- **Instruction**: Please repeat all of the listing exactly.

- **Records for this exercise**:
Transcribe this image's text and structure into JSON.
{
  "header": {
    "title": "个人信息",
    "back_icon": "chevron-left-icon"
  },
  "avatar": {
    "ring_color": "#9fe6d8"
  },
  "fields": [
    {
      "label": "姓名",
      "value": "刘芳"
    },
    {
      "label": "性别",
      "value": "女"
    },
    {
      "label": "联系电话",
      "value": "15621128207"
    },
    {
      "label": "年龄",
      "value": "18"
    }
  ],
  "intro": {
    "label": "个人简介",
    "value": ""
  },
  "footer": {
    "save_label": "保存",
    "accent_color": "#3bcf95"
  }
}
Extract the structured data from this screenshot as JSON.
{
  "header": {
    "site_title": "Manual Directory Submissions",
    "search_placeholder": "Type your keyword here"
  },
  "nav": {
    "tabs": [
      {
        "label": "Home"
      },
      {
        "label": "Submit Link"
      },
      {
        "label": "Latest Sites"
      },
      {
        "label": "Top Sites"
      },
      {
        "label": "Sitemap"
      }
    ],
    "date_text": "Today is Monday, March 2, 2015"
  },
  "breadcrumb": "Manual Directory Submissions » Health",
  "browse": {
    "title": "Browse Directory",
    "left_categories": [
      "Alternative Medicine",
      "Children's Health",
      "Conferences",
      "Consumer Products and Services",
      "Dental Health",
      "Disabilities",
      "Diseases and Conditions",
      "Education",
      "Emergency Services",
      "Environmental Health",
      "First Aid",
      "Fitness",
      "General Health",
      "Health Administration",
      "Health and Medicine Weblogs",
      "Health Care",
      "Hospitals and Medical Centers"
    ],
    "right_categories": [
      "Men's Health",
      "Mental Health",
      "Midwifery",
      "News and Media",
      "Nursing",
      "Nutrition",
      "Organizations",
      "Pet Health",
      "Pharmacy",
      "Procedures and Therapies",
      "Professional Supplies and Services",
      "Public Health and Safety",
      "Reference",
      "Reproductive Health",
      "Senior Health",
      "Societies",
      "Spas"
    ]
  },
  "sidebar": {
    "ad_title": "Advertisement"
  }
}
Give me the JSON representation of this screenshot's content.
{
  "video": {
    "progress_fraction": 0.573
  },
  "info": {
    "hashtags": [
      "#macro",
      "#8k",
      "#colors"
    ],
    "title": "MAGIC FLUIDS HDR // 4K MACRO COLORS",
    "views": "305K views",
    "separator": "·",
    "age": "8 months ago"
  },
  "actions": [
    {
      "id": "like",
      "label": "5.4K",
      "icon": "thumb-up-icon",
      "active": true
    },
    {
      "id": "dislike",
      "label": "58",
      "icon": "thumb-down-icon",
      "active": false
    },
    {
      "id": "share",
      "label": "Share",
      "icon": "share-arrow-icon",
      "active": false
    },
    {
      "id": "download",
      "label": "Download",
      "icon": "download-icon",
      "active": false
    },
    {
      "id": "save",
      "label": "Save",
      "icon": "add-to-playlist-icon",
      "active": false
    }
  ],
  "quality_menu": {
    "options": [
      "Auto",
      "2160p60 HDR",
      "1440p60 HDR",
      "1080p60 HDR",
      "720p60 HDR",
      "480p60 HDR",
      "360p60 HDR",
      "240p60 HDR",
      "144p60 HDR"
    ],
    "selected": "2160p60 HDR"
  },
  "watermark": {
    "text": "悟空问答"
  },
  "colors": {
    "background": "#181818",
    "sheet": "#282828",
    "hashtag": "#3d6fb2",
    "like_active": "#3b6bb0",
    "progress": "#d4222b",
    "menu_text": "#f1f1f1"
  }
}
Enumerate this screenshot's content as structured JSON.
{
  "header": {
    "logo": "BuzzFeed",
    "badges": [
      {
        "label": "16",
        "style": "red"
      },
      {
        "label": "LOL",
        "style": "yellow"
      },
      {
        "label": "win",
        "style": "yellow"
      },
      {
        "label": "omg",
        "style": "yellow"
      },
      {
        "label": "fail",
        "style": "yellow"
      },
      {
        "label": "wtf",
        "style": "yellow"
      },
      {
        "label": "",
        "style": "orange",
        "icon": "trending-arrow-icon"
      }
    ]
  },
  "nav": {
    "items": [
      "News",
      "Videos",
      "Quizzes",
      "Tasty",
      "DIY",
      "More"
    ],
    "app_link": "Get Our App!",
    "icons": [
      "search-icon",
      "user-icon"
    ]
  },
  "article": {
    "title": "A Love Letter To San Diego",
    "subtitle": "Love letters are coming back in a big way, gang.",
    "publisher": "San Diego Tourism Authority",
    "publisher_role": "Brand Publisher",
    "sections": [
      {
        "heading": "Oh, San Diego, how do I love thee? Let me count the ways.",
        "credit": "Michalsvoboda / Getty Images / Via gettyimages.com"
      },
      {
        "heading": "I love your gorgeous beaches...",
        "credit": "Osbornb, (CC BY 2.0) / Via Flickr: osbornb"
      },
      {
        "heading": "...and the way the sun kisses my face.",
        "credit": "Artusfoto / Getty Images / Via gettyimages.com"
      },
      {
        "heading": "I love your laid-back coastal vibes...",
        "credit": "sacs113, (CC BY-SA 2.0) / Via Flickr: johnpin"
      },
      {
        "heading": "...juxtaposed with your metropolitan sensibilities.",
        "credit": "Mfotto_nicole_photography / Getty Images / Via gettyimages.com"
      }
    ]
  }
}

- **Expected answer**:
Transcribe this image's text and structure into JSON.
{
  "header": {
    "title": "个人信息",
    "back_icon": "chevron-left-icon"
  },
  "avatar": {
    "ring_color": "#9fe6d8"
  },
  "fields": [
    {
      "label": "姓名",
      "value": "刘芳"
    },
    {
      "label": "性别",
      "value": "女"
    },
    {
      "label": "联系电话",
      "value": "15621128207"
    },
    {
      "label": "年龄",
      "value": "18"
    }
  ],
  "intro": {
    "label": "个人简介",
    "value": ""
  },
  "footer": {
    "save_label": "保存",
    "accent_color": "#3bcf95"
  }
}
Extract the structured data from this screenshot as JSON.
{
  "header": {
    "site_title": "Manual Directory Submissions",
    "search_placeholder": "Type your keyword here"
  },
  "nav": {
    "tabs": [
      {
        "label": "Home"
      },
      {
        "label": "Submit Link"
      },
      {
        "label": "Latest Sites"
      },
      {
        "label": "Top Sites"
      },
      {
        "label": "Sitemap"
      }
    ],
    "date_text": "Today is Monday, March 2, 2015"
  },
  "breadcrumb": "Manual Directory Submissions » Health",
  "browse": {
    "title": "Browse Directory",
    "left_categories": [
      "Alternative Medicine",
      "Children's Health",
      "Conferences",
      "Consumer Products and Services",
      "Dental Health",
      "Disabilities",
      "Diseases and Conditions",
      "Education",
      "Emergency Services",
      "Environmental Health",
      "First Aid",
      "Fitness",
      "General Health",
      "Health Administration",
      "Health and Medicine Weblogs",
      "Health Care",
      "Hospitals and Medical Centers"
    ],
    "right_categories": [
      "Men's Health",
      "Mental Health",
      "Midwifery",
      "News and Media",
      "Nursing",
      "Nutrition",
      "Organizations",
      "Pet Health",
      "Pharmacy",
      "Procedures and Therapies",
      "Professional Supplies and Services",
      "Public Health and Safety",
      "Reference",
      "Reproductive Health",
      "Senior Health",
      "Societies",
      "Spas"
    ]
  },
  "sidebar": {
    "ad_title": "Advertisement"
  }
}
Give me the JSON representation of this screenshot's content.
{
  "video": {
    "progress_fraction": 0.573
  },
  "info": {
    "hashtags": [
      "#macro",
      "#8k",
      "#colors"
    ],
    "title": "MAGIC FLUIDS HDR // 4K MACRO COLORS",
    "views": "305K views",
    "separator": "·",
    "age": "8 months ago"
  },
  "actions": [
    {
      "id": "like",
      "label": "5.4K",
      "icon": "thumb-up-icon",
      "active": true
    },
    {
      "id": "dislike",
      "label": "58",
      "icon": "thumb-down-icon",
      "active": false
    },
    {
      "id": "share",
      "label": "Share",
      "icon": "share-arrow-icon",
      "active": false
    },
    {
      "id": "download",
      "label": "Download",
      "icon": "download-icon",
      "active": false
    },
    {
      "id": "save",
      "label": "Save",
      "icon": "add-to-playlist-icon",
      "active": false
    }
  ],
  "quality_menu": {
    "options": [
      "Auto",
      "2160p60 HDR",
      "1440p60 HDR",
      "1080p60 HDR",
      "720p60 HDR",
      "480p60 HDR",
      "360p60 HDR",
      "240p60 HDR",
      "144p60 HDR"
    ],
    "selected": "2160p60 HDR"
  },
  "watermark": {
    "text": "悟空问答"
  },
  "colors": {
    "background": "#181818",
    "sheet": "#282828",
    "hashtag": "#3d6fb2",
    "like_active": "#3b6bb0",
    "progress": "#d4222b",
    "menu_text": "#f1f1f1"
  }
}
Enumerate this screenshot's content as structured JSON.
{
  "header": {
    "logo": "BuzzFeed",
    "badges": [
      {
        "label": "16",
        "style": "red"
      },
      {
        "label": "LOL",
        "style": "yellow"
      },
      {
        "label": "win",
        "style": "yellow"
      },
      {
        "label": "omg",
        "style": "yellow"
      },
      {
        "label": "fail",
        "style": "yellow"
      },
      {
        "label": "wtf",
        "style": "yellow"
      },
      {
        "label": "",
        "style": "orange",
        "icon": "trending-arrow-icon"
      }
    ]
  },
  "nav": {
    "items": [
      "News",
      "Videos",
      "Quizzes",
      "Tasty",
      "DIY",
      "More"
    ],
    "app_link": "Get Our App!",
    "icons": [
      "search-icon",
      "user-icon"
    ]
  },
  "article": {
    "title": "A Love Letter To San Diego",
    "subtitle": "Love letters are coming back in a big way, gang.",
    "publisher": "San Diego Tourism Authority",
    "publisher_role": "Brand Publisher",
    "sections": [
      {
        "heading": "Oh, San Diego, how do I love thee? Let me count the ways.",
        "credit": "Michalsvoboda / Getty Images / Via gettyimages.com"
      },
      {
        "heading": "I love your gorgeous beaches...",
        "credit": "Osbornb, (CC BY 2.0) / Via Flickr: osbornb"
      },
      {
        "heading": "...and the way the sun kisses my face.",
        "credit": "Artusfoto / Getty Images / Via gettyimages.com"
      },
      {
        "heading": "I love your laid-back coastal vibes...",
        "credit": "sacs113, (CC BY-SA 2.0) / Via Flickr: johnpin"
      },
      {
        "heading": "...juxtaposed with your metropolitan sensibilities.",
        "credit": "Mfotto_nicole_photography / Getty Images / Via gettyimages.com"
      }
    ]
  }
}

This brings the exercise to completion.